- _Exercise_: Repeat each line word for word.
--- START OF Data excerpts ---
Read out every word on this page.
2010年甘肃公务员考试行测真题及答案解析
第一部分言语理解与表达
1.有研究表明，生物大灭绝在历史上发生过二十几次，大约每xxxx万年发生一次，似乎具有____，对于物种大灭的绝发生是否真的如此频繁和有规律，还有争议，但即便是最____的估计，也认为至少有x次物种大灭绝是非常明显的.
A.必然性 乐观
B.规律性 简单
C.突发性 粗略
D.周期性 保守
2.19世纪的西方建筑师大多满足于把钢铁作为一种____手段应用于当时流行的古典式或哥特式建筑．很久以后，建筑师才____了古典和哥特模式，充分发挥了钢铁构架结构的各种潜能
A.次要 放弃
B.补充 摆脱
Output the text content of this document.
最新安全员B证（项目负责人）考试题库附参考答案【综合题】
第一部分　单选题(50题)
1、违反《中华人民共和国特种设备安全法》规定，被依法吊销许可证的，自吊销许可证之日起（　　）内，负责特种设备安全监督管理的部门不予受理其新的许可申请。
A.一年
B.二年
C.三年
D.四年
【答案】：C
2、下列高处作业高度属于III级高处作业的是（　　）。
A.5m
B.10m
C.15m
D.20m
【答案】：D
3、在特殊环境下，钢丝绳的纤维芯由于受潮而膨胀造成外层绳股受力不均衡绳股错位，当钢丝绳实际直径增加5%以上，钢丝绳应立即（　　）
--- END OF Data excerpts ---
- _Output for this task_:
Read out every word on this page.
2010年甘肃公务员考试行测真题及答案解析
第一部分言语理解与表达
1.有研究表明，生物大灭绝在历史上发生过二十几次，大约每xxxx万年发生一次，似乎具有____，对于物种大灭的绝发生是否真的如此频繁和有规律，还有争议，但即便是最____的估计，也认为至少有x次物种大灭绝是非常明显的.
A.必然性 乐观
B.规律性 简单
C.突发性 粗略
D.周期性 保守
2.19世纪的西方建筑师大多满足于把钢铁作为一种____手段应用于当时流行的古典式或哥特式建筑．很久以后，建筑师才____了古典和哥特模式，充分发挥了钢铁构架结构的各种潜能
A.次要 放弃
B.补充 摆脱
Output the text content of this document.
最新安全员B证（项目负责人）考试题库附参考答案【综合题】
第一部分　单选题(50题)
1、违反《中华人民共和国特种设备安全法》规定，被依法吊销许可证的，自吊销许可证之日起（　　）内，负责特种设备安全监督管理的部门不予受理其新的许可申请。
A.一年
B.二年
C.三年
D.四年
【答案】：C
2、下列高处作业高度属于III级高处作业的是（　　）。
A.5m
B.10m
C.15m
D.20m
【答案】：D
3、在特殊环境下，钢丝绳的纤维芯由于受潮而膨胀造成外层绳股受力不均衡绳股错位，当钢丝绳实际直径增加5%以上，钢丝绳应立即（　　）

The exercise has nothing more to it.